• [Exercise]:
Show every row below that contains the word "drawn", copying each such row in full.

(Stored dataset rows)
▬▬▬▬▬▬▬▬▬▬

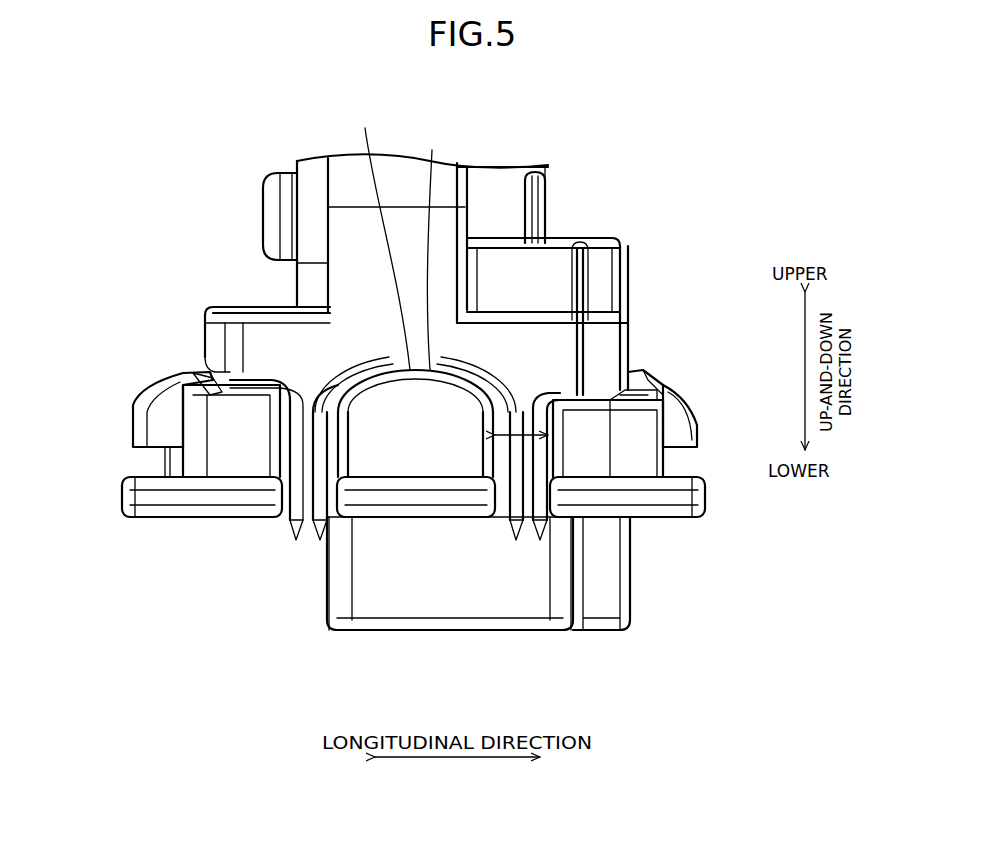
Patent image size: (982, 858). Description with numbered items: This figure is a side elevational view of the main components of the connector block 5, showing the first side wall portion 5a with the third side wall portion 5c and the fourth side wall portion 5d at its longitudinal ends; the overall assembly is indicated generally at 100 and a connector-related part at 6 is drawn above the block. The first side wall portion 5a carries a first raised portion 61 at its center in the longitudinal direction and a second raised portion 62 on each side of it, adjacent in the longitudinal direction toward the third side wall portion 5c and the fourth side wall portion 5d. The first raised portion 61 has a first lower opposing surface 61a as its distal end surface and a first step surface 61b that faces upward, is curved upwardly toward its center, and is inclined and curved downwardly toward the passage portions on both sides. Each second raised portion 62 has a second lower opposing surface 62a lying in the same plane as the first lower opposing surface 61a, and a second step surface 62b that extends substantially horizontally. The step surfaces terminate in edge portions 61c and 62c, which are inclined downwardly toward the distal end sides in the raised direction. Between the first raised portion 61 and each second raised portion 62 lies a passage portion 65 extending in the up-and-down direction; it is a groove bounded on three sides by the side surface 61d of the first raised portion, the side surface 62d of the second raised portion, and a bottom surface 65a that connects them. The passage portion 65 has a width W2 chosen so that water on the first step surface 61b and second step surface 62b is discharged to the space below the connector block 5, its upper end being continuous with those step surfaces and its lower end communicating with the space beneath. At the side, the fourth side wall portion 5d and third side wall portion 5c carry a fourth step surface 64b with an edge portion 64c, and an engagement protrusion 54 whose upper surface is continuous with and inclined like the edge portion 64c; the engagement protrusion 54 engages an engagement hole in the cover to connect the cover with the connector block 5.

The vehicle device / sensor unit 100 is at (190, 130).
The connector portion 6 is at (295, 163).
The connector block 5 is at (248, 298).
The first side wall portion 5a is at (330, 343).
The third side wall portion 5c is at (645, 328).
The fourth side wall portion 5d is at (190, 345).
The engagement protrusion 54 is at (698, 422).
The first raised portion 61 is at (390, 452).
The first lower opposing surface 61a is at (373, 443).
The first step surface 61b is at (379, 237).
The edge portion 61c is at (430, 247).
The side surface of first raised portion 61d is at (329, 520).
The second raised portion 62 is at (236, 450).
The second lower opposing surface 62a is at (243, 460).
The second step surface 62b is at (588, 388).
The edge portion 62c is at (192, 374).
The side surface of second raised portion 62d is at (284, 520).
The fourth step surface 64b is at (645, 372).
The edge portion 64c is at (662, 390).
The passage portion 65 is at (292, 450).
The bottom surface 65a is at (543, 395).
The width of passage portion W2 is at (520, 430).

▬▬▬▬▬▬▬▬▬▬

• [Written answer]:
Patent image size: (982, 858). Description with numbered items: This figure is a side elevational view of the main components of the connector block 5, showing the first side wall portion 5a with the third side wall portion 5c and the fourth side wall portion 5d at its longitudinal ends; the overall assembly is indicated generally at 100 and a connector-related part at 6 is drawn above the block. The first side wall portion 5a carries a first raised portion 61 at its center in the longitudinal direction and a second raised portion 62 on each side of it, adjacent in the longitudinal direction toward the third side wall portion 5c and the fourth side wall portion 5d. The first raised portion 61 has a first lower opposing surface 61a as its distal end surface and a first step surface 61b that faces upward, is curved upwardly toward its center, and is inclined and curved downwardly toward the passage portions on both sides. Each second raised portion 62 has a second lower opposing surface 62a lying in the same plane as the first lower opposing surface 61a, and a second step surface 62b that extends substantially horizontally. The step surfaces terminate in edge portions 61c and 62c, which are inclined downwardly toward the distal end sides in the raised direction. Between the first raised portion 61 and each second raised portion 62 lies a passage portion 65 extending in the up-and-down direction; it is a groove bounded on three sides by the side surface 61d of the first raised portion, the side surface 62d of the second raised portion, and a bottom surface 65a that connects them. The passage portion 65 has a width W2 chosen so that water on the first step surface 61b and second step surface 62b is discharged to the space below the connector block 5, its upper end being continuous with those step surfaces and its lower end communicating with the space beneath. At the side, the fourth side wall portion 5d and third side wall portion 5c carry a fourth step surface 64b with an edge portion 64c, and an engagement protrusion 54 whose upper surface is continuous with and inclined like the edge portion 64c; the engagement protrusion 54 engages an engagement hole in the cover to connect the cover with the connector block 5.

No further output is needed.